• _Raw data_:
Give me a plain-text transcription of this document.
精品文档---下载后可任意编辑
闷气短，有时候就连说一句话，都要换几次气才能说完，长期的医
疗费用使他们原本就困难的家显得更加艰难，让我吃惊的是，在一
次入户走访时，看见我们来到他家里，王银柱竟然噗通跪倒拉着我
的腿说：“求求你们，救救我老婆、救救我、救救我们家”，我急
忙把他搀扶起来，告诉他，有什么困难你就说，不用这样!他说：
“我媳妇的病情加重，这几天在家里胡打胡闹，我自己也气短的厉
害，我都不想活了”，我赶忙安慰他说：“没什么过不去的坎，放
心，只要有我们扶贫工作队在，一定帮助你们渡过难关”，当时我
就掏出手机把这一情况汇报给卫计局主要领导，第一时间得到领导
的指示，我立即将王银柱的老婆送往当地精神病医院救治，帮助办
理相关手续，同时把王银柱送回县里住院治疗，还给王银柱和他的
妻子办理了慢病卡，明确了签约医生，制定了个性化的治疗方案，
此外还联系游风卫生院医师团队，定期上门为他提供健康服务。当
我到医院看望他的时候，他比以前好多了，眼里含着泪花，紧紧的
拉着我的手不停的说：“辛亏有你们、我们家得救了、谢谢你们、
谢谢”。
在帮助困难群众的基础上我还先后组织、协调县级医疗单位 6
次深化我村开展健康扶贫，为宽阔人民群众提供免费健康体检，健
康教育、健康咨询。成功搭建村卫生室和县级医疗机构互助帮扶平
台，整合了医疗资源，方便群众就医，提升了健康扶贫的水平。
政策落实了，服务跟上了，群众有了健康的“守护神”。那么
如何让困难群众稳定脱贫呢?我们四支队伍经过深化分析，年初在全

• _Your instructions_: Would you reproduce the material above in full, exactly as given?

• _Solved exercise_:
Give me a plain-text transcription of this document.
精品文档---下载后可任意编辑
闷气短，有时候就连说一句话，都要换几次气才能说完，长期的医
疗费用使他们原本就困难的家显得更加艰难，让我吃惊的是，在一
次入户走访时，看见我们来到他家里，王银柱竟然噗通跪倒拉着我
的腿说：“求求你们，救救我老婆、救救我、救救我们家”，我急
忙把他搀扶起来，告诉他，有什么困难你就说，不用这样!他说：
“我媳妇的病情加重，这几天在家里胡打胡闹，我自己也气短的厉
害，我都不想活了”，我赶忙安慰他说：“没什么过不去的坎，放
心，只要有我们扶贫工作队在，一定帮助你们渡过难关”，当时我
就掏出手机把这一情况汇报给卫计局主要领导，第一时间得到领导
的指示，我立即将王银柱的老婆送往当地精神病医院救治，帮助办
理相关手续，同时把王银柱送回县里住院治疗，还给王银柱和他的
妻子办理了慢病卡，明确了签约医生，制定了个性化的治疗方案，
此外还联系游风卫生院医师团队，定期上门为他提供健康服务。当
我到医院看望他的时候，他比以前好多了，眼里含着泪花，紧紧的
拉着我的手不停的说：“辛亏有你们、我们家得救了、谢谢你们、
谢谢”。
在帮助困难群众的基础上我还先后组织、协调县级医疗单位 6
次深化我村开展健康扶贫，为宽阔人民群众提供免费健康体检，健
康教育、健康咨询。成功搭建村卫生室和县级医疗机构互助帮扶平
台，整合了医疗资源，方便群众就医，提升了健康扶贫的水平。
政策落实了，服务跟上了，群众有了健康的“守护神”。那么
如何让困难群众稳定脱贫呢?我们四支队伍经过深化分析，年初在全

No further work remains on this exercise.